**Data tied to figure images**
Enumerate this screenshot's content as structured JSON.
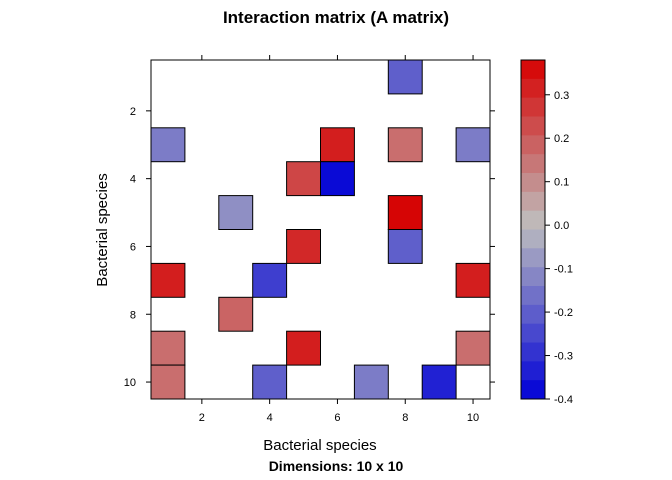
{
  "chart_data": {
    "type": "heatmap",
    "title": "Interaction matrix (A matrix)",
    "subtitle": "Dimensions: 10 x 10",
    "xlabel": "Bacterial species",
    "ylabel": "Bacterial species",
    "x_ticks": [
      "2",
      "4",
      "6",
      "8",
      "10"
    ],
    "y_ticks": [
      "2",
      "4",
      "6",
      "8",
      "10"
    ],
    "colorbar_ticks": [
      "0.3",
      "0.2",
      "0.1",
      "0.0",
      "-0.1",
      "-0.2",
      "-0.3",
      "-0.4"
    ],
    "colorbar_range": [
      -0.4,
      0.38
    ],
    "rows": 10,
    "cols": 10,
    "grid": false,
    "colors": {
      "positive": "#d70000",
      "zero": "#bebebe",
      "negative": "#0000d7"
    },
    "cells": [
      {
        "row": 1,
        "col": 8,
        "value": -0.2
      },
      {
        "row": 3,
        "col": 1,
        "value": -0.14
      },
      {
        "row": 3,
        "col": 6,
        "value": 0.32
      },
      {
        "row": 3,
        "col": 8,
        "value": 0.16
      },
      {
        "row": 3,
        "col": 10,
        "value": -0.14
      },
      {
        "row": 4,
        "col": 5,
        "value": 0.24
      },
      {
        "row": 4,
        "col": 6,
        "value": -0.38
      },
      {
        "row": 5,
        "col": 3,
        "value": -0.1
      },
      {
        "row": 5,
        "col": 8,
        "value": 0.37
      },
      {
        "row": 6,
        "col": 5,
        "value": 0.3
      },
      {
        "row": 6,
        "col": 8,
        "value": -0.2
      },
      {
        "row": 7,
        "col": 1,
        "value": 0.32
      },
      {
        "row": 7,
        "col": 4,
        "value": -0.27
      },
      {
        "row": 7,
        "col": 10,
        "value": 0.32
      },
      {
        "row": 8,
        "col": 3,
        "value": 0.18
      },
      {
        "row": 9,
        "col": 1,
        "value": 0.16
      },
      {
        "row": 9,
        "col": 5,
        "value": 0.32
      },
      {
        "row": 9,
        "col": 10,
        "value": 0.16
      },
      {
        "row": 10,
        "col": 1,
        "value": 0.16
      },
      {
        "row": 10,
        "col": 4,
        "value": -0.2
      },
      {
        "row": 10,
        "col": 7,
        "value": -0.14
      },
      {
        "row": 10,
        "col": 9,
        "value": -0.33
      }
    ]
  }
}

**Work to complete**
The entries above need to be transcribed word for word, and the pictures stay out.

**Completed task**
Enumerate this screenshot's content as structured JSON.
{
  "chart_data": {
    "type": "heatmap",
    "title": "Interaction matrix (A matrix)",
    "subtitle": "Dimensions: 10 x 10",
    "xlabel": "Bacterial species",
    "ylabel": "Bacterial species",
    "x_ticks": [
      "2",
      "4",
      "6",
      "8",
      "10"
    ],
    "y_ticks": [
      "2",
      "4",
      "6",
      "8",
      "10"
    ],
    "colorbar_ticks": [
      "0.3",
      "0.2",
      "0.1",
      "0.0",
      "-0.1",
      "-0.2",
      "-0.3",
      "-0.4"
    ],
    "colorbar_range": [
      -0.4,
      0.38
    ],
    "rows": 10,
    "cols": 10,
    "grid": false,
    "colors": {
      "positive": "#d70000",
      "zero": "#bebebe",
      "negative": "#0000d7"
    },
    "cells": [
      {
        "row": 1,
        "col": 8,
        "value": -0.2
      },
      {
        "row": 3,
        "col": 1,
        "value": -0.14
      },
      {
        "row": 3,
        "col": 6,
        "value": 0.32
      },
      {
        "row": 3,
        "col": 8,
        "value": 0.16
      },
      {
        "row": 3,
        "col": 10,
        "value": -0.14
      },
      {
        "row": 4,
        "col": 5,
        "value": 0.24
      },
      {
        "row": 4,
        "col": 6,
        "value": -0.38
      },
      {
        "row": 5,
        "col": 3,
        "value": -0.1
      },
      {
        "row": 5,
        "col": 8,
        "value": 0.37
      },
      {
        "row": 6,
        "col": 5,
        "value": 0.3
      },
      {
        "row": 6,
        "col": 8,
        "value": -0.2
      },
      {
        "row": 7,
        "col": 1,
        "value": 0.32
      },
      {
        "row": 7,
        "col": 4,
        "value": -0.27
      },
      {
        "row": 7,
        "col": 10,
        "value": 0.32
      },
      {
        "row": 8,
        "col": 3,
        "value": 0.18
      },
      {
        "row": 9,
        "col": 1,
        "value": 0.16
      },
      {
        "row": 9,
        "col": 5,
        "value": 0.32
      },
      {
        "row": 9,
        "col": 10,
        "value": 0.16
      },
      {
        "row": 10,
        "col": 1,
        "value": 0.16
      },
      {
        "row": 10,
        "col": 4,
        "value": -0.2
      },
      {
        "row": 10,
        "col": 7,
        "value": -0.14
      },
      {
        "row": 10,
        "col": 9,
        "value": -0.33
      }
    ]
  }
}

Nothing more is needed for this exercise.